» Available data
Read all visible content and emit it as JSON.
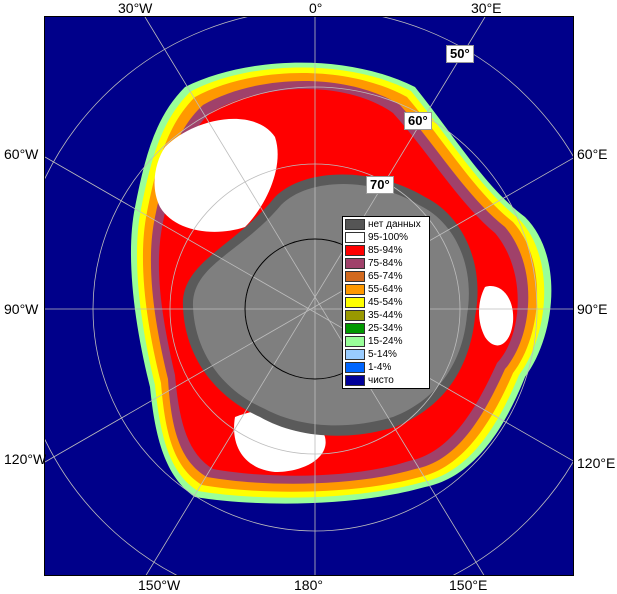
{
  "map": {
    "edge_labels": {
      "top": [
        "30°W",
        "0°",
        "30°E"
      ],
      "left": [
        "60°W",
        "90°W",
        "120°W"
      ],
      "right": [
        "60°E",
        "90°E",
        "120°E"
      ],
      "bottom": [
        "150°W",
        "180°",
        "150°E"
      ]
    },
    "lat_labels": [
      "50°",
      "60°",
      "70°"
    ],
    "colors": {
      "ocean": "#00008a",
      "land": "#7f7f7f",
      "ice_shelf": "#5a5a5a"
    }
  },
  "legend": {
    "items": [
      {
        "label": "нет данных",
        "color": "#555555"
      },
      {
        "label": "95-100%",
        "color": "#ffffff"
      },
      {
        "label": "85-94%",
        "color": "#ff0000"
      },
      {
        "label": "75-84%",
        "color": "#a0416a"
      },
      {
        "label": "65-74%",
        "color": "#d2691e"
      },
      {
        "label": "55-64%",
        "color": "#ff9900"
      },
      {
        "label": "45-54%",
        "color": "#ffff00"
      },
      {
        "label": "35-44%",
        "color": "#999900"
      },
      {
        "label": "25-34%",
        "color": "#009900"
      },
      {
        "label": "15-24%",
        "color": "#99ff99"
      },
      {
        "label": "5-14%",
        "color": "#99ccff"
      },
      {
        "label": "1-4%",
        "color": "#0066ff"
      },
      {
        "label": "чисто",
        "color": "#000099"
      }
    ]
  }
}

» Exercise
Transcribe the material exactly, and leave out whatever pictures it holds.

» Output of the task
Read all visible content and emit it as JSON.
{
  "map": {
    "edge_labels": {
      "top": [
        "30°W",
        "0°",
        "30°E"
      ],
      "left": [
        "60°W",
        "90°W",
        "120°W"
      ],
      "right": [
        "60°E",
        "90°E",
        "120°E"
      ],
      "bottom": [
        "150°W",
        "180°",
        "150°E"
      ]
    },
    "lat_labels": [
      "50°",
      "60°",
      "70°"
    ],
    "colors": {
      "ocean": "#00008a",
      "land": "#7f7f7f",
      "ice_shelf": "#5a5a5a"
    }
  },
  "legend": {
    "items": [
      {
        "label": "нет данных",
        "color": "#555555"
      },
      {
        "label": "95-100%",
        "color": "#ffffff"
      },
      {
        "label": "85-94%",
        "color": "#ff0000"
      },
      {
        "label": "75-84%",
        "color": "#a0416a"
      },
      {
        "label": "65-74%",
        "color": "#d2691e"
      },
      {
        "label": "55-64%",
        "color": "#ff9900"
      },
      {
        "label": "45-54%",
        "color": "#ffff00"
      },
      {
        "label": "35-44%",
        "color": "#999900"
      },
      {
        "label": "25-34%",
        "color": "#009900"
      },
      {
        "label": "15-24%",
        "color": "#99ff99"
      },
      {
        "label": "5-14%",
        "color": "#99ccff"
      },
      {
        "label": "1-4%",
        "color": "#0066ff"
      },
      {
        "label": "чисто",
        "color": "#000099"
      }
    ]
  }
}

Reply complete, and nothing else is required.